* **TASK GOAL**
Show every line in the records below that contains the word "éléments".

* **DATA FOR THE TASK**
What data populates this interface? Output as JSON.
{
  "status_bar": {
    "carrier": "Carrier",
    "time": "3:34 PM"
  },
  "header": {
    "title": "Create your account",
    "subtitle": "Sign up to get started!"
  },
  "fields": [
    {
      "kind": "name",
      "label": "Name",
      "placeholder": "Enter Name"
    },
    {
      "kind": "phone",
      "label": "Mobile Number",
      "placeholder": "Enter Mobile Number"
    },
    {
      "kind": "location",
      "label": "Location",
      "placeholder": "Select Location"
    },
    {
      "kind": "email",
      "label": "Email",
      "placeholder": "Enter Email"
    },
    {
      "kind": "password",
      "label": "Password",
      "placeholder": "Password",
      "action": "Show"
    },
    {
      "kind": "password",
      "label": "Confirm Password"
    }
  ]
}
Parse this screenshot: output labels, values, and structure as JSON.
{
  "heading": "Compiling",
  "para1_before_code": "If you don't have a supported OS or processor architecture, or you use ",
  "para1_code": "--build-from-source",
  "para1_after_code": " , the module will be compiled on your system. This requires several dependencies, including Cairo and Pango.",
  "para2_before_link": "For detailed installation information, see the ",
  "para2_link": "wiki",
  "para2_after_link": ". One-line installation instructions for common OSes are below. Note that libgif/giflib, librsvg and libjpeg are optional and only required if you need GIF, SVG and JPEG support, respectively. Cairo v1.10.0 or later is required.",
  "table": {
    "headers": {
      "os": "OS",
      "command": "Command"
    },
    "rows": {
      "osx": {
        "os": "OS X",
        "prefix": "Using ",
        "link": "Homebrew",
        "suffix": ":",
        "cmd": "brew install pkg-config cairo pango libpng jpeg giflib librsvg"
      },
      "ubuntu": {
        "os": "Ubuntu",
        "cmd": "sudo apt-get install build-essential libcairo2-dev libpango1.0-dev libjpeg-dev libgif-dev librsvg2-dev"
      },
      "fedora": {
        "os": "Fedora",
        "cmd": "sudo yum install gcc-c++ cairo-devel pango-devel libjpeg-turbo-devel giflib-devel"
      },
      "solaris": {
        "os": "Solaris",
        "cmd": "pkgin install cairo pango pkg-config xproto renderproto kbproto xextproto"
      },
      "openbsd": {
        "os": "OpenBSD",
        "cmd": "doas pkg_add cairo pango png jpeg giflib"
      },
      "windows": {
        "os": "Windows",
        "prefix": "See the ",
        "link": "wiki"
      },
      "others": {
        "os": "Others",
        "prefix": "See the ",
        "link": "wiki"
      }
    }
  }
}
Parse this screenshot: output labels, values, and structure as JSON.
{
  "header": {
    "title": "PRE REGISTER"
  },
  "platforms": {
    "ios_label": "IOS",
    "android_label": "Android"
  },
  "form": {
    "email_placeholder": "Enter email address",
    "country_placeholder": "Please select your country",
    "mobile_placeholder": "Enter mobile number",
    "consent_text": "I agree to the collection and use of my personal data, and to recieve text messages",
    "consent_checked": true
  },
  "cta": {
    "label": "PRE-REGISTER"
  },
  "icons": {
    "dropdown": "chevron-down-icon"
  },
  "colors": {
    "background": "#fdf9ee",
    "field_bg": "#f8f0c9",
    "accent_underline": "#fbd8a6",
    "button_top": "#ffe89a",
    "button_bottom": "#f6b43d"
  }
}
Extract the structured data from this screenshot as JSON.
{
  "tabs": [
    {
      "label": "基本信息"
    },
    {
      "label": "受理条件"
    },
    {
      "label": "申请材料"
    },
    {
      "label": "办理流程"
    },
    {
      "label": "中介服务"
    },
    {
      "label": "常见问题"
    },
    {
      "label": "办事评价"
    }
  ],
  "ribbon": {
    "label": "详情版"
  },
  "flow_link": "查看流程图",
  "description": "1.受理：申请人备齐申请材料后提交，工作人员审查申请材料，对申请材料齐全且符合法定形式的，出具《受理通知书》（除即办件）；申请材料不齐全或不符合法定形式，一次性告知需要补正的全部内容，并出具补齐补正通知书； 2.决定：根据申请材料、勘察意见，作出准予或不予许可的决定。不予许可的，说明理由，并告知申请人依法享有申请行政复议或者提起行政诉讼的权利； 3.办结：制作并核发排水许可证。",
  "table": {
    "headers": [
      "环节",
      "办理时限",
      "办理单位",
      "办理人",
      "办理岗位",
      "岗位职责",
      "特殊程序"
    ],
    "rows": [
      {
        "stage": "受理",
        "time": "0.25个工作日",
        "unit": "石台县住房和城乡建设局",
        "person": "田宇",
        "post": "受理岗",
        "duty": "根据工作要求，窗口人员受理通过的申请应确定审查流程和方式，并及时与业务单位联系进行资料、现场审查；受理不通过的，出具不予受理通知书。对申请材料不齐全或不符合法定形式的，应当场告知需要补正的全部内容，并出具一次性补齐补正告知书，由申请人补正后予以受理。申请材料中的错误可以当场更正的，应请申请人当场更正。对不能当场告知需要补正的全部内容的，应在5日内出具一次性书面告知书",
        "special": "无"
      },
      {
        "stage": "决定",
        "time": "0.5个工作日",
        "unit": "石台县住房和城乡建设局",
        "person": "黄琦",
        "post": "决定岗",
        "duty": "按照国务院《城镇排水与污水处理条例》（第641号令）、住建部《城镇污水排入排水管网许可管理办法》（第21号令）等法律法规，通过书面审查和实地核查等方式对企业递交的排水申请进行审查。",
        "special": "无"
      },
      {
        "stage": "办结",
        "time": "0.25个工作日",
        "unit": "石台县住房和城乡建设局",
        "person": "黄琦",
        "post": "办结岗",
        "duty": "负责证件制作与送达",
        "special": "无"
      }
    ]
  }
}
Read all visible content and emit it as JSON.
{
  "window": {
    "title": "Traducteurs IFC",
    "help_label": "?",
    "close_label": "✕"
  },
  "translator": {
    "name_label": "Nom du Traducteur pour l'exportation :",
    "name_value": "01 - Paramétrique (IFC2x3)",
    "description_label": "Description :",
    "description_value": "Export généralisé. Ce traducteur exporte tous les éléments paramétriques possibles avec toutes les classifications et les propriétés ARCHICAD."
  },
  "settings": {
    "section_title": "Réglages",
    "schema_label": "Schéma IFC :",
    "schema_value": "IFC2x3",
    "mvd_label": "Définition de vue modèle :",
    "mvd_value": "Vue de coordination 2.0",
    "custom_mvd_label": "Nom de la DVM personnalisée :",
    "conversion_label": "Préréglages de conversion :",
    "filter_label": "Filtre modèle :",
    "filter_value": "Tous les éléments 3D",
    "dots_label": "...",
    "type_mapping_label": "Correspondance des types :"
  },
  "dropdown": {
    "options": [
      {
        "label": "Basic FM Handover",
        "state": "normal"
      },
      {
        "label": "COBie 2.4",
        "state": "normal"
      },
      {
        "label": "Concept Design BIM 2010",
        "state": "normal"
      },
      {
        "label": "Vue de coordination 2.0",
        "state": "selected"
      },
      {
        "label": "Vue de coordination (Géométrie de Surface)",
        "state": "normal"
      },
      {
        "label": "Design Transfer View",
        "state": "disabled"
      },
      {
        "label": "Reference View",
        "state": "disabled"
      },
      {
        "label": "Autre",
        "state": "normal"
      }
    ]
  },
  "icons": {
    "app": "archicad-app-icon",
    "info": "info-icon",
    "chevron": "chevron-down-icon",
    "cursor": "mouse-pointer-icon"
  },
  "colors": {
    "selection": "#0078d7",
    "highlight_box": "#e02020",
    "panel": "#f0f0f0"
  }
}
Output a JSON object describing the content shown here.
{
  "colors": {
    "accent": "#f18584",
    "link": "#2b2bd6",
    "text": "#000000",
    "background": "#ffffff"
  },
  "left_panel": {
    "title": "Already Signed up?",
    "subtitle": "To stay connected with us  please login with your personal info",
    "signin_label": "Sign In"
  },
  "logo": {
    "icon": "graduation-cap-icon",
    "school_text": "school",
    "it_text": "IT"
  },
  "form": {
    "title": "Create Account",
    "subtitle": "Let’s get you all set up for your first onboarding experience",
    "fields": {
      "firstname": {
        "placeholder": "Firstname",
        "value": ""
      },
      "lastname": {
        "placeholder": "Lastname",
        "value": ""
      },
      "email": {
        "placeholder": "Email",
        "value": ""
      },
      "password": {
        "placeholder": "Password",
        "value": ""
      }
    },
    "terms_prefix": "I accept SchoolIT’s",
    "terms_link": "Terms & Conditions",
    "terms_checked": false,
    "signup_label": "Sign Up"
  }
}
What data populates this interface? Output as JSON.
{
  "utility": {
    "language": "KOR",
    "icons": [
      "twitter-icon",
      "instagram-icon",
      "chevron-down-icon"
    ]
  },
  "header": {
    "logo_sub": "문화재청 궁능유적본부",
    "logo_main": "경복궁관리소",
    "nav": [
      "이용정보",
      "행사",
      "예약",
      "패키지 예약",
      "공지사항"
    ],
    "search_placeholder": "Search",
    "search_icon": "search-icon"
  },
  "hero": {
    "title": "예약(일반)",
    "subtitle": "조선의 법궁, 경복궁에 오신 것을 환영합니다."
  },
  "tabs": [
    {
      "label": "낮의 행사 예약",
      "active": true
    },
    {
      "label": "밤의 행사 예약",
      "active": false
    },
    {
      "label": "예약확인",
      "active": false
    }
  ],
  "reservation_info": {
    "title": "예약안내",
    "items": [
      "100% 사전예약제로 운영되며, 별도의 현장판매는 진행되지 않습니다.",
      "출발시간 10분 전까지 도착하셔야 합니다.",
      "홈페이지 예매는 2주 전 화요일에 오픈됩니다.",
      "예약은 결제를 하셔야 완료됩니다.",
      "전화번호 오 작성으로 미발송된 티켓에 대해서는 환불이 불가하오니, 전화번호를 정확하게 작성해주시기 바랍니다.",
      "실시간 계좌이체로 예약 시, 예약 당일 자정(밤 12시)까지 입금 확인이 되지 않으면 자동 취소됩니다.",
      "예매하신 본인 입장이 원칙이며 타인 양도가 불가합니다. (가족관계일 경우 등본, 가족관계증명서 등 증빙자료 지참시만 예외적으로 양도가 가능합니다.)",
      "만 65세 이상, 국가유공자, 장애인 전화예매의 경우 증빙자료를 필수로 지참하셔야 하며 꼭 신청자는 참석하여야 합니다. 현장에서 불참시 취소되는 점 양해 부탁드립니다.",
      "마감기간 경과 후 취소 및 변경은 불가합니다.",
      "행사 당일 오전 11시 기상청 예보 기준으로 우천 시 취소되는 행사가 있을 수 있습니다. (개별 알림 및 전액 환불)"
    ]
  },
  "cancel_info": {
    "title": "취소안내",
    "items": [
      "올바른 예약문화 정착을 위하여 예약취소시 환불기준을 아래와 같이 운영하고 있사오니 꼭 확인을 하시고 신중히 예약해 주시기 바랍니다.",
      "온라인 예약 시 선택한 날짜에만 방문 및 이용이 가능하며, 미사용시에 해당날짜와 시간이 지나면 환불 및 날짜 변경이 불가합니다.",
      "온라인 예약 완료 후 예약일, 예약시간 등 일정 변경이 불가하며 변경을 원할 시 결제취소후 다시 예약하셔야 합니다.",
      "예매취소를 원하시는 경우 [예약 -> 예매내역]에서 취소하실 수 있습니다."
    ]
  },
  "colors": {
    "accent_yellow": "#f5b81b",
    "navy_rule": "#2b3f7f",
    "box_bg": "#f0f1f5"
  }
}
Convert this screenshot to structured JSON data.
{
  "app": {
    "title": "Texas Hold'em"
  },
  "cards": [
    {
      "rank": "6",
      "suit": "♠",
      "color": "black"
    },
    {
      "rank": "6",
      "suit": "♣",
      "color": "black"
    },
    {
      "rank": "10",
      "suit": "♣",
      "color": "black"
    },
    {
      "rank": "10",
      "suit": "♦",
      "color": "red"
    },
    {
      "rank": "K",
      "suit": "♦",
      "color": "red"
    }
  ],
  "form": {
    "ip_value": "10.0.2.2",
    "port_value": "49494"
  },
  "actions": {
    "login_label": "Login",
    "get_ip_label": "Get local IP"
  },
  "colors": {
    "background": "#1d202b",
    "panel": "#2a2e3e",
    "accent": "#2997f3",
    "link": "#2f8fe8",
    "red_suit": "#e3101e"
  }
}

* **ANSWER TO THE EXERCISE**
    "description_value": "Export généralisé. Ce traducteur exporte tous les éléments paramétriques possibles avec toutes les classifications et les propriétés ARCHICAD."
    "filter_value": "Tous les éléments 3D",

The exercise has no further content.